=== Problem to work on ===
Look at each line of the records and count those with "right" in them. Please answer with the count alone.

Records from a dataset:
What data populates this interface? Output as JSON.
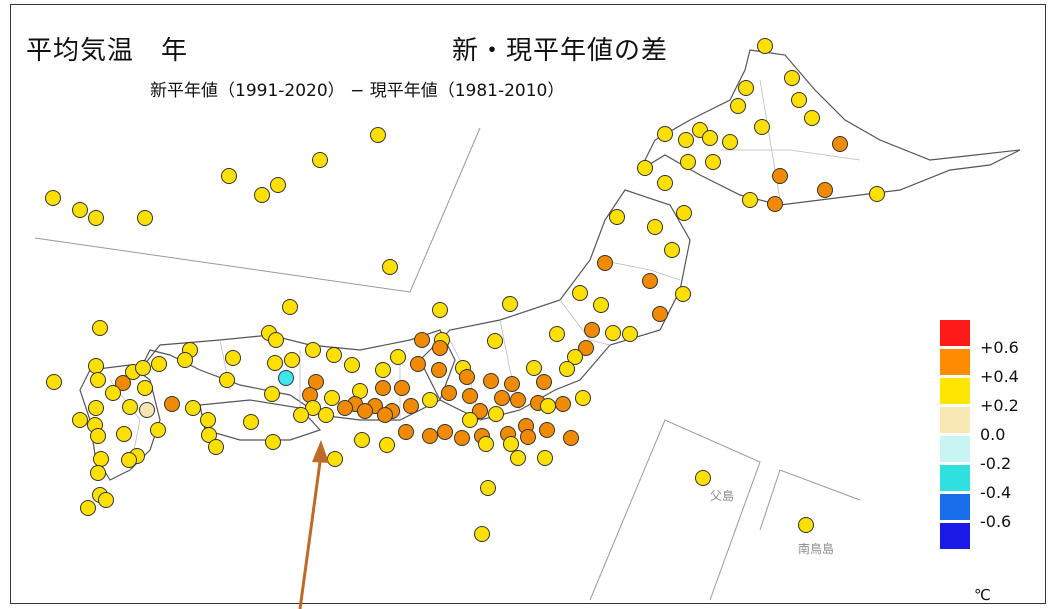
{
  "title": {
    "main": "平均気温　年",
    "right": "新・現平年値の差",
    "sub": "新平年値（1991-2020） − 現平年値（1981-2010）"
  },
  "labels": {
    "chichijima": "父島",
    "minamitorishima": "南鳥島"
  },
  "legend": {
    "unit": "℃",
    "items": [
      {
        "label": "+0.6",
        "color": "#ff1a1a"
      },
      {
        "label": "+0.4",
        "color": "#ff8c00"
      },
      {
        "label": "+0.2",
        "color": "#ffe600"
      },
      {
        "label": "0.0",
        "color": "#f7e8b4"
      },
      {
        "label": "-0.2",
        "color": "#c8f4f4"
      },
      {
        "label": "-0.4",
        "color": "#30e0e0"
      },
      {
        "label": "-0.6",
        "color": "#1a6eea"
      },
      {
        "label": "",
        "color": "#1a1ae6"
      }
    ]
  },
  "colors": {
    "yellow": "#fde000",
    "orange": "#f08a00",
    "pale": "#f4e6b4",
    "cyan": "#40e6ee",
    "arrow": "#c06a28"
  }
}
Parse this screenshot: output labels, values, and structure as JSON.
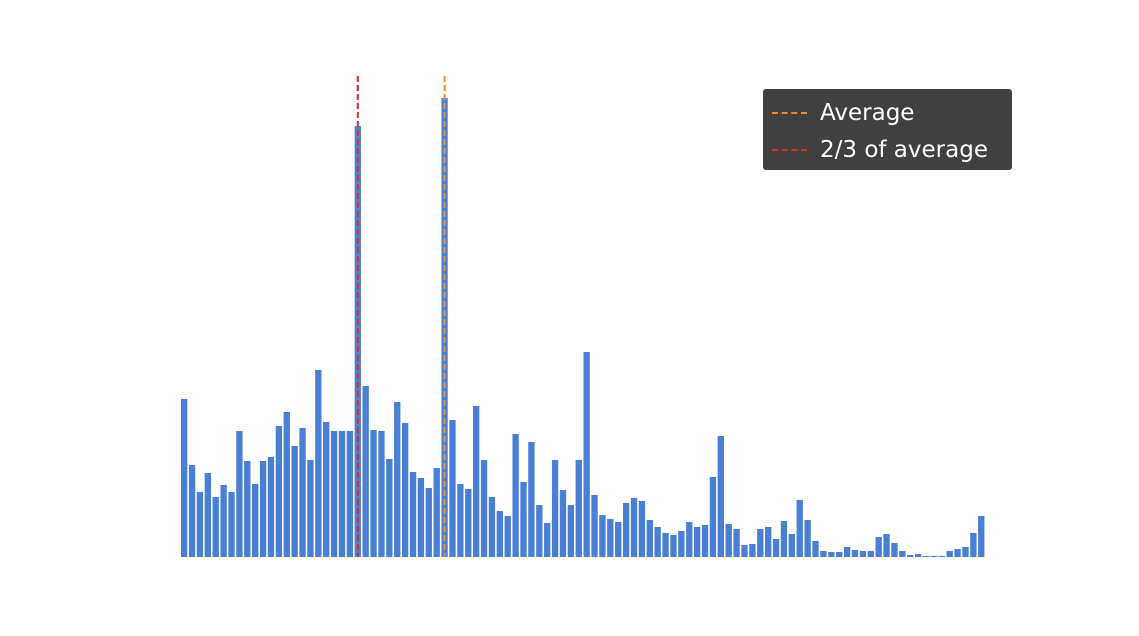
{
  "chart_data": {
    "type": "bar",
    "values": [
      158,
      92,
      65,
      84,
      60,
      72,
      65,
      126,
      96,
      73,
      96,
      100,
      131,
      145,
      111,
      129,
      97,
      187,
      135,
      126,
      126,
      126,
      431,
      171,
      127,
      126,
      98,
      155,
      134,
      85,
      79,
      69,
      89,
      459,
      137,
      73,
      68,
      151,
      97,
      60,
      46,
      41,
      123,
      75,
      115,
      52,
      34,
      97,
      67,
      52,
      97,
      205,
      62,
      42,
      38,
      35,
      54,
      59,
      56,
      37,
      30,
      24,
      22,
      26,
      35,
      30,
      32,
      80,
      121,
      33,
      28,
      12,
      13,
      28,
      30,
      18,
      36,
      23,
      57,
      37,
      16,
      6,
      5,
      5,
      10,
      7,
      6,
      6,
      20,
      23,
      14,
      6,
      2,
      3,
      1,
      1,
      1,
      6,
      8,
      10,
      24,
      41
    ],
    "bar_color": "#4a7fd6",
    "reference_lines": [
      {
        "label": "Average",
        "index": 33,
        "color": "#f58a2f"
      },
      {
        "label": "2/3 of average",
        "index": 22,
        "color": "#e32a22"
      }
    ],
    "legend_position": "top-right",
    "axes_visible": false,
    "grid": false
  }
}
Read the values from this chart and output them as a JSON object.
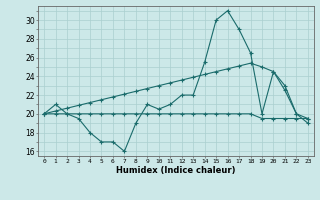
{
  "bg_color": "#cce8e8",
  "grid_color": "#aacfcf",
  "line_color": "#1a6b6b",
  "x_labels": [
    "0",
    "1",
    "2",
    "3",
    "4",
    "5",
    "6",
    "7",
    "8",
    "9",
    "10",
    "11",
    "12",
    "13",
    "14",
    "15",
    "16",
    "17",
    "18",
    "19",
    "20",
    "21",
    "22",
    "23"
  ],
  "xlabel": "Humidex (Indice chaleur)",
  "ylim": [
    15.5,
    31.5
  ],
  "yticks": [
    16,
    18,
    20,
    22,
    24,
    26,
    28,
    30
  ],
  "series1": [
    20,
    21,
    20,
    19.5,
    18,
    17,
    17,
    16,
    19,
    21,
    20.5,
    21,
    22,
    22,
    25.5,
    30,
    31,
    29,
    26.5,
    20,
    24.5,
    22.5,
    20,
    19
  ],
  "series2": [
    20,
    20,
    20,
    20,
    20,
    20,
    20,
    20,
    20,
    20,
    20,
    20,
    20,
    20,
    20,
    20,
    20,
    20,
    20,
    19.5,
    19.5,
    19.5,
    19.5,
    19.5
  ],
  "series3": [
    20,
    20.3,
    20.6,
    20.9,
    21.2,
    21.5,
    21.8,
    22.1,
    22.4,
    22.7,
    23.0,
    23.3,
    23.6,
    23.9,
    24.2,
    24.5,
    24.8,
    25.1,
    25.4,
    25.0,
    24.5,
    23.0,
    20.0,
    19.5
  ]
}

=== Result ===
2